■ Rows from a figure dataset ■
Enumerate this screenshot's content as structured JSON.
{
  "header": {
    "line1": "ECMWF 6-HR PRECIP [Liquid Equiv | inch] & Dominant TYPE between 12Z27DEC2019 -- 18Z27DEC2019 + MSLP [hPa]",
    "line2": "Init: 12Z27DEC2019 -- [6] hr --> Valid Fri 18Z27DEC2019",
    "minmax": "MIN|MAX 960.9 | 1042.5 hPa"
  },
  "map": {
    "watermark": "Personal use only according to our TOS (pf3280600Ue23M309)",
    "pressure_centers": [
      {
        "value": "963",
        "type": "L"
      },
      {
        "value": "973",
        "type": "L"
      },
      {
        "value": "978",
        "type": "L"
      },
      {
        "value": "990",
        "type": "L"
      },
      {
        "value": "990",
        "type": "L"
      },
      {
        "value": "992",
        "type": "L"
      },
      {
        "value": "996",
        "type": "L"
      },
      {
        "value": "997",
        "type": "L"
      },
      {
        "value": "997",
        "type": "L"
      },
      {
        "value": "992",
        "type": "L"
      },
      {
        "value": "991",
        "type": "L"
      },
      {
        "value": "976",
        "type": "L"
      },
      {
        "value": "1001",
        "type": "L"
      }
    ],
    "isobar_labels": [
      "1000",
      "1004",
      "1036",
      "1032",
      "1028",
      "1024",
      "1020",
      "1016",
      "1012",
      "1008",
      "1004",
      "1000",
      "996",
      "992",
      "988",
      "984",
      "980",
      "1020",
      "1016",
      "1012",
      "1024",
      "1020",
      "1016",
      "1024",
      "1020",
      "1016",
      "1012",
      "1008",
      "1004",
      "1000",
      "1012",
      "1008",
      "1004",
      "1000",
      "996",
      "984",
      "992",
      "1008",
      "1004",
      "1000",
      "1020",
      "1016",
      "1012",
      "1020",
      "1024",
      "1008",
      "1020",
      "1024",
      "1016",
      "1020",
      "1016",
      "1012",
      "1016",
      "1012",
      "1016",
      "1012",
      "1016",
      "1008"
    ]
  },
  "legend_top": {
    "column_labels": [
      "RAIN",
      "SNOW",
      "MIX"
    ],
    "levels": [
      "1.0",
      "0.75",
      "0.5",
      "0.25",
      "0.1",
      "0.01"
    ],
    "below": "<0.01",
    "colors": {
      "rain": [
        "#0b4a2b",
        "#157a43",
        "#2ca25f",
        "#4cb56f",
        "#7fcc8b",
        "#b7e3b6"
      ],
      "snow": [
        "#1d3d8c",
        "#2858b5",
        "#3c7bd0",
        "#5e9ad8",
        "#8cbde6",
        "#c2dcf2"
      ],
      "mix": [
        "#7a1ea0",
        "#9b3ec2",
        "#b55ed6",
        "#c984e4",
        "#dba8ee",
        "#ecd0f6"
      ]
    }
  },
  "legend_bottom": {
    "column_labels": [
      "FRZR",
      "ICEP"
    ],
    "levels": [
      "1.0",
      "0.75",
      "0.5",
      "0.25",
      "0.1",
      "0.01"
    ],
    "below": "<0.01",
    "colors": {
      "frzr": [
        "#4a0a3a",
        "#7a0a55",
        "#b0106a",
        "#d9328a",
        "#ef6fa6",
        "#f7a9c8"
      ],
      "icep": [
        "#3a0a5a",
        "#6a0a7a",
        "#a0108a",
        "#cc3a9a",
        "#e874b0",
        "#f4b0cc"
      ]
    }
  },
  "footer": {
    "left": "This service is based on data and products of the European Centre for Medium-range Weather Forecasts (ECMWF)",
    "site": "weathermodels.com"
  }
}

■ What is needed ■
Looking at the entries above, state how many lines contain "ECMWF"; give the number alone.

■ Result ■
2